## Start MATERIAL
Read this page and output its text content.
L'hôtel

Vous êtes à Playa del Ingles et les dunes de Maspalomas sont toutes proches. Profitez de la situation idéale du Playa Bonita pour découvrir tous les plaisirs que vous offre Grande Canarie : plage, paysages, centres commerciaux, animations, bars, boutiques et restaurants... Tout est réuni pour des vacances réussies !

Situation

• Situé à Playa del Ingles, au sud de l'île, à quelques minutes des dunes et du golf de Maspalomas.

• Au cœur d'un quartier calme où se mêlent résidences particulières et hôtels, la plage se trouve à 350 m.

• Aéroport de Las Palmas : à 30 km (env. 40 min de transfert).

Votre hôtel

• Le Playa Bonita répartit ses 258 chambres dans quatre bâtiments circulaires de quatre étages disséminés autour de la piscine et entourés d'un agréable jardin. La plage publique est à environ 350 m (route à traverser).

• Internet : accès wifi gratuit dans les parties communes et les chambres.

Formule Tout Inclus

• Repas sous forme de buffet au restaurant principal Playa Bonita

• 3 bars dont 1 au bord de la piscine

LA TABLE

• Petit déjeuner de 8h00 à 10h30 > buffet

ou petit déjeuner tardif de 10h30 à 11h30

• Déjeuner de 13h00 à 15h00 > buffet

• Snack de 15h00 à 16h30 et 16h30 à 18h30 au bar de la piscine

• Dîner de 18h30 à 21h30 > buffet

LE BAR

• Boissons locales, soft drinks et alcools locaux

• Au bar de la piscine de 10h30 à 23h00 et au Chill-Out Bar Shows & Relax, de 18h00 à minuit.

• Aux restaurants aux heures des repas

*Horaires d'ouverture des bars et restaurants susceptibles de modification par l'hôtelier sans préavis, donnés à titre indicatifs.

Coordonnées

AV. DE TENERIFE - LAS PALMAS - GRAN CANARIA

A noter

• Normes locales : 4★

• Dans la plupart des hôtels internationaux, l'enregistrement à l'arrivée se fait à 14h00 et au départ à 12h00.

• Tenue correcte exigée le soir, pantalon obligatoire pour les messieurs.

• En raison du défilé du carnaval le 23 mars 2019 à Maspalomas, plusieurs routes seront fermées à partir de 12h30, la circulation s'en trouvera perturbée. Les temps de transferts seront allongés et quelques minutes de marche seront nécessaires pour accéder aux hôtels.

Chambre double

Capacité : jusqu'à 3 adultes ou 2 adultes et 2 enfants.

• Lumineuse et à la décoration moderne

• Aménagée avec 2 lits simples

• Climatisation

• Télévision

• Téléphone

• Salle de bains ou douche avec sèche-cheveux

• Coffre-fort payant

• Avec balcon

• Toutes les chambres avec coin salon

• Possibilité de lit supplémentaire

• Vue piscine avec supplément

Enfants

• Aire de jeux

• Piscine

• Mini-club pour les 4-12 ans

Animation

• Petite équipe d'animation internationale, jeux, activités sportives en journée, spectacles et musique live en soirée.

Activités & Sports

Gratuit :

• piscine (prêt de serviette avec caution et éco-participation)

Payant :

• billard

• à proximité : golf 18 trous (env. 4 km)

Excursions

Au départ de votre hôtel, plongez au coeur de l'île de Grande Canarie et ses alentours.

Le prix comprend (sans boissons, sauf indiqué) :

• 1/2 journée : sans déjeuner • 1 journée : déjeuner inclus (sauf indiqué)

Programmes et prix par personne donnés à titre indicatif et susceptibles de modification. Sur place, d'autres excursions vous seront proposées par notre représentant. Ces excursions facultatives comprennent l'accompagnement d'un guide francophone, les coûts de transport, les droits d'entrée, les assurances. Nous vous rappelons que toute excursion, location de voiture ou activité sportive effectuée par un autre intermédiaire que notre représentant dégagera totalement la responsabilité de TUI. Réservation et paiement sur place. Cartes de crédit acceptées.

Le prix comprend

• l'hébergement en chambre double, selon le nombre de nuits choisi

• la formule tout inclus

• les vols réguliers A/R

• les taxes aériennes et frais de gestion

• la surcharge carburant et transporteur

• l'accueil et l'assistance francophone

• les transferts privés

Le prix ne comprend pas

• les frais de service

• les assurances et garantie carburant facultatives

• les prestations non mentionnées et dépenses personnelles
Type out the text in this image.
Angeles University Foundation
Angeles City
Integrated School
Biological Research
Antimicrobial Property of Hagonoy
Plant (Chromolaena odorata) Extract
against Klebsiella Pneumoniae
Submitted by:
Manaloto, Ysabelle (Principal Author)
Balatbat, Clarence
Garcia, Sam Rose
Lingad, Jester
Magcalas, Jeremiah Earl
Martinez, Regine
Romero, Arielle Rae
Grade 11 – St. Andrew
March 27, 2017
## End MATERIAL
[EXERCISE BRIEF]
Search the entries for the word "transferts" and pick out every line that holds it.

[FINAL RESULT]
• En raison du défilé du carnaval le 23 mars 2019 à Maspalomas, plusieurs routes seront fermées à partir de 12h30, la circulation s'en trouvera perturbée. Les temps de transferts seront allongés et quelques minutes de marche seront nécessaires pour accéder aux hôtels.
• les transferts privés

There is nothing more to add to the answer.